_Provided information:_
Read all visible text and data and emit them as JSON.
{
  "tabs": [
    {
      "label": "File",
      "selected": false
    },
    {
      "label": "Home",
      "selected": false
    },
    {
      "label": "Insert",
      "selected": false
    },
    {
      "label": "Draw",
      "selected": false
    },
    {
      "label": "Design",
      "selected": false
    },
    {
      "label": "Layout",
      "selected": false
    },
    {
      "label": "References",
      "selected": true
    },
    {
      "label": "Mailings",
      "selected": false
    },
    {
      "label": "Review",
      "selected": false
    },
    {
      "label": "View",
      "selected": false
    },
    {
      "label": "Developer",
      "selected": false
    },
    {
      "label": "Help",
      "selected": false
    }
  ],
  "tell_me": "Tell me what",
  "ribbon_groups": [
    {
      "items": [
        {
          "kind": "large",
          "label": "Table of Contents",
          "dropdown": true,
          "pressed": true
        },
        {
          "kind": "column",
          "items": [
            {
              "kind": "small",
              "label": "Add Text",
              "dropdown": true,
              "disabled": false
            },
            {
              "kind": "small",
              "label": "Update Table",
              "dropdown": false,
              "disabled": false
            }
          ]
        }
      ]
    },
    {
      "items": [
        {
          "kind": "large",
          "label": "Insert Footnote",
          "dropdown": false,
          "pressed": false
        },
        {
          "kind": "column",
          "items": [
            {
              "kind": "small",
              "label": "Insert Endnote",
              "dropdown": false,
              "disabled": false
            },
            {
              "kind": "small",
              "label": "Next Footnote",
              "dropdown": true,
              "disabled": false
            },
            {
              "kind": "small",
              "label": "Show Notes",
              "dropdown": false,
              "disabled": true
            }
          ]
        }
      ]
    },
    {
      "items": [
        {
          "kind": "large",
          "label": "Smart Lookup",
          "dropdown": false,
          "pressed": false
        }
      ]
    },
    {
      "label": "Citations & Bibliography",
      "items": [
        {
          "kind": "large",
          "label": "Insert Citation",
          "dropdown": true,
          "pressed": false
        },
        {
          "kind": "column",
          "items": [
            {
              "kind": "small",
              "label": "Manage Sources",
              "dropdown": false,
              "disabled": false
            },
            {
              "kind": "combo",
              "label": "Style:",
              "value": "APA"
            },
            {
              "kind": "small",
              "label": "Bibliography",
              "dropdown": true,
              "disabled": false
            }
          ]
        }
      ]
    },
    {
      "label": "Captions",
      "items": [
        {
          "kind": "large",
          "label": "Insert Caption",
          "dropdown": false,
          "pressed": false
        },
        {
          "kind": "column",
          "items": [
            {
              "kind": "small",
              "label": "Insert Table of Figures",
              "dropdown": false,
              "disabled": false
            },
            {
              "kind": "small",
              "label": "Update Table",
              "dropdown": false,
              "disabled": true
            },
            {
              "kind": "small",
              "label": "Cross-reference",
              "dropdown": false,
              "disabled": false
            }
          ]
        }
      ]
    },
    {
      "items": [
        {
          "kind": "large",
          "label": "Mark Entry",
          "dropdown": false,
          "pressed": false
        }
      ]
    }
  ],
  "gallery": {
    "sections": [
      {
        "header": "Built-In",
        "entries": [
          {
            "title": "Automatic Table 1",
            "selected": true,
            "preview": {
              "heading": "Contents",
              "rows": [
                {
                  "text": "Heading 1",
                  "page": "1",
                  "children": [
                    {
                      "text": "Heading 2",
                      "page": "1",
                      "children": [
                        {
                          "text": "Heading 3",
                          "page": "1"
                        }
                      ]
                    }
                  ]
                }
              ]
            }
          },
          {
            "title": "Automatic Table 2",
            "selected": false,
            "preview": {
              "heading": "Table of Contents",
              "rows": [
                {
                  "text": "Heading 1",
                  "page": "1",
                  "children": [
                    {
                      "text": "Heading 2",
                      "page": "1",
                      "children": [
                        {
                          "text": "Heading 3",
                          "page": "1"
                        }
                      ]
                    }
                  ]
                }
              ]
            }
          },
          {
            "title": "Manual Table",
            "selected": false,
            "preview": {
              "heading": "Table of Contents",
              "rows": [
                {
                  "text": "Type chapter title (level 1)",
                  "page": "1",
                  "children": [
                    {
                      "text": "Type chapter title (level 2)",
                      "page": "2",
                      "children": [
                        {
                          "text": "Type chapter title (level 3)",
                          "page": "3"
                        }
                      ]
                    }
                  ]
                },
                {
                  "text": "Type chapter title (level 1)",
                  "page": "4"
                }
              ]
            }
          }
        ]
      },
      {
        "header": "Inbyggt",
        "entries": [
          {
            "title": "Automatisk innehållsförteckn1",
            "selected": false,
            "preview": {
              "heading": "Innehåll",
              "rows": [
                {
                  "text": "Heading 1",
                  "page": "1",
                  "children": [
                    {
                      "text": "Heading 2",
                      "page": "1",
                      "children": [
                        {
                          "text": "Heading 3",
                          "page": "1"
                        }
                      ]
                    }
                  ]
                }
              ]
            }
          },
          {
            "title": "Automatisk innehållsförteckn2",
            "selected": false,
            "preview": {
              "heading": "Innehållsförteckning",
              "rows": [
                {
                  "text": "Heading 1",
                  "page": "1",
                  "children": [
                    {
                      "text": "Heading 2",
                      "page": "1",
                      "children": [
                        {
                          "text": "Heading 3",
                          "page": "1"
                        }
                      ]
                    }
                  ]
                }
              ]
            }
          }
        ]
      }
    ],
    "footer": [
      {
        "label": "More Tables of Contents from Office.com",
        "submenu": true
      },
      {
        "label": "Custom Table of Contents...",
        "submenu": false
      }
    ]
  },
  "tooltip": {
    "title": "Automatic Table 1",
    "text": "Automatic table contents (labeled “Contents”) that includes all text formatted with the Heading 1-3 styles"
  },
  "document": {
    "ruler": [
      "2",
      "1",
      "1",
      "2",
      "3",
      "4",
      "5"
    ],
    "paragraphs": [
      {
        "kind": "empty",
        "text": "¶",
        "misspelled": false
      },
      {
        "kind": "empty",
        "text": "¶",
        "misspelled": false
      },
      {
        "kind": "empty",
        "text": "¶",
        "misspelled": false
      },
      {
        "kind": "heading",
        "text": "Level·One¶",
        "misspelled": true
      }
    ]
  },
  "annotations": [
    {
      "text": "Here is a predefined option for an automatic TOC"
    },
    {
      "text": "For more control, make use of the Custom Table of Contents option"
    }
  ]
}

_Problem details:_
Return all the data above once more, precisely as given.

_Worked answer:_
Read all visible text and data and emit them as JSON.
{
  "tabs": [
    {
      "label": "File",
      "selected": false
    },
    {
      "label": "Home",
      "selected": false
    },
    {
      "label": "Insert",
      "selected": false
    },
    {
      "label": "Draw",
      "selected": false
    },
    {
      "label": "Design",
      "selected": false
    },
    {
      "label": "Layout",
      "selected": false
    },
    {
      "label": "References",
      "selected": true
    },
    {
      "label": "Mailings",
      "selected": false
    },
    {
      "label": "Review",
      "selected": false
    },
    {
      "label": "View",
      "selected": false
    },
    {
      "label": "Developer",
      "selected": false
    },
    {
      "label": "Help",
      "selected": false
    }
  ],
  "tell_me": "Tell me what",
  "ribbon_groups": [
    {
      "items": [
        {
          "kind": "large",
          "label": "Table of Contents",
          "dropdown": true,
          "pressed": true
        },
        {
          "kind": "column",
          "items": [
            {
              "kind": "small",
              "label": "Add Text",
              "dropdown": true,
              "disabled": false
            },
            {
              "kind": "small",
              "label": "Update Table",
              "dropdown": false,
              "disabled": false
            }
          ]
        }
      ]
    },
    {
      "items": [
        {
          "kind": "large",
          "label": "Insert Footnote",
          "dropdown": false,
          "pressed": false
        },
        {
          "kind": "column",
          "items": [
            {
              "kind": "small",
              "label": "Insert Endnote",
              "dropdown": false,
              "disabled": false
            },
            {
              "kind": "small",
              "label": "Next Footnote",
              "dropdown": true,
              "disabled": false
            },
            {
              "kind": "small",
              "label": "Show Notes",
              "dropdown": false,
              "disabled": true
            }
          ]
        }
      ]
    },
    {
      "items": [
        {
          "kind": "large",
          "label": "Smart Lookup",
          "dropdown": false,
          "pressed": false
        }
      ]
    },
    {
      "label": "Citations & Bibliography",
      "items": [
        {
          "kind": "large",
          "label": "Insert Citation",
          "dropdown": true,
          "pressed": false
        },
        {
          "kind": "column",
          "items": [
            {
              "kind": "small",
              "label": "Manage Sources",
              "dropdown": false,
              "disabled": false
            },
            {
              "kind": "combo",
              "label": "Style:",
              "value": "APA"
            },
            {
              "kind": "small",
              "label": "Bibliography",
              "dropdown": true,
              "disabled": false
            }
          ]
        }
      ]
    },
    {
      "label": "Captions",
      "items": [
        {
          "kind": "large",
          "label": "Insert Caption",
          "dropdown": false,
          "pressed": false
        },
        {
          "kind": "column",
          "items": [
            {
              "kind": "small",
              "label": "Insert Table of Figures",
              "dropdown": false,
              "disabled": false
            },
            {
              "kind": "small",
              "label": "Update Table",
              "dropdown": false,
              "disabled": true
            },
            {
              "kind": "small",
              "label": "Cross-reference",
              "dropdown": false,
              "disabled": false
            }
          ]
        }
      ]
    },
    {
      "items": [
        {
          "kind": "large",
          "label": "Mark Entry",
          "dropdown": false,
          "pressed": false
        }
      ]
    }
  ],
  "gallery": {
    "sections": [
      {
        "header": "Built-In",
        "entries": [
          {
            "title": "Automatic Table 1",
            "selected": true,
            "preview": {
              "heading": "Contents",
              "rows": [
                {
                  "text": "Heading 1",
                  "page": "1",
                  "children": [
                    {
                      "text": "Heading 2",
                      "page": "1",
                      "children": [
                        {
                          "text": "Heading 3",
                          "page": "1"
                        }
                      ]
                    }
                  ]
                }
              ]
            }
          },
          {
            "title": "Automatic Table 2",
            "selected": false,
            "preview": {
              "heading": "Table of Contents",
              "rows": [
                {
                  "text": "Heading 1",
                  "page": "1",
                  "children": [
                    {
                      "text": "Heading 2",
                      "page": "1",
                      "children": [
                        {
                          "text": "Heading 3",
                          "page": "1"
                        }
                      ]
                    }
                  ]
                }
              ]
            }
          },
          {
            "title": "Manual Table",
            "selected": false,
            "preview": {
              "heading": "Table of Contents",
              "rows": [
                {
                  "text": "Type chapter title (level 1)",
                  "page": "1",
                  "children": [
                    {
                      "text": "Type chapter title (level 2)",
                      "page": "2",
                      "children": [
                        {
                          "text": "Type chapter title (level 3)",
                          "page": "3"
                        }
                      ]
                    }
                  ]
                },
                {
                  "text": "Type chapter title (level 1)",
                  "page": "4"
                }
              ]
            }
          }
        ]
      },
      {
        "header": "Inbyggt",
        "entries": [
          {
            "title": "Automatisk innehållsförteckn1",
            "selected": false,
            "preview": {
              "heading": "Innehåll",
              "rows": [
                {
                  "text": "Heading 1",
                  "page": "1",
                  "children": [
                    {
                      "text": "Heading 2",
                      "page": "1",
                      "children": [
                        {
                          "text": "Heading 3",
                          "page": "1"
                        }
                      ]
                    }
                  ]
                }
              ]
            }
          },
          {
            "title": "Automatisk innehållsförteckn2",
            "selected": false,
            "preview": {
              "heading": "Innehållsförteckning",
              "rows": [
                {
                  "text": "Heading 1",
                  "page": "1",
                  "children": [
                    {
                      "text": "Heading 2",
                      "page": "1",
                      "children": [
                        {
                          "text": "Heading 3",
                          "page": "1"
                        }
                      ]
                    }
                  ]
                }
              ]
            }
          }
        ]
      }
    ],
    "footer": [
      {
        "label": "More Tables of Contents from Office.com",
        "submenu": true
      },
      {
        "label": "Custom Table of Contents...",
        "submenu": false
      }
    ]
  },
  "tooltip": {
    "title": "Automatic Table 1",
    "text": "Automatic table contents (labeled “Contents”) that includes all text formatted with the Heading 1-3 styles"
  },
  "document": {
    "ruler": [
      "2",
      "1",
      "1",
      "2",
      "3",
      "4",
      "5"
    ],
    "paragraphs": [
      {
        "kind": "empty",
        "text": "¶",
        "misspelled": false
      },
      {
        "kind": "empty",
        "text": "¶",
        "misspelled": false
      },
      {
        "kind": "empty",
        "text": "¶",
        "misspelled": false
      },
      {
        "kind": "heading",
        "text": "Level·One¶",
        "misspelled": true
      }
    ]
  },
  "annotations": [
    {
      "text": "Here is a predefined option for an automatic TOC"
    },
    {
      "text": "For more control, make use of the Custom Table of Contents option"
    }
  ]
}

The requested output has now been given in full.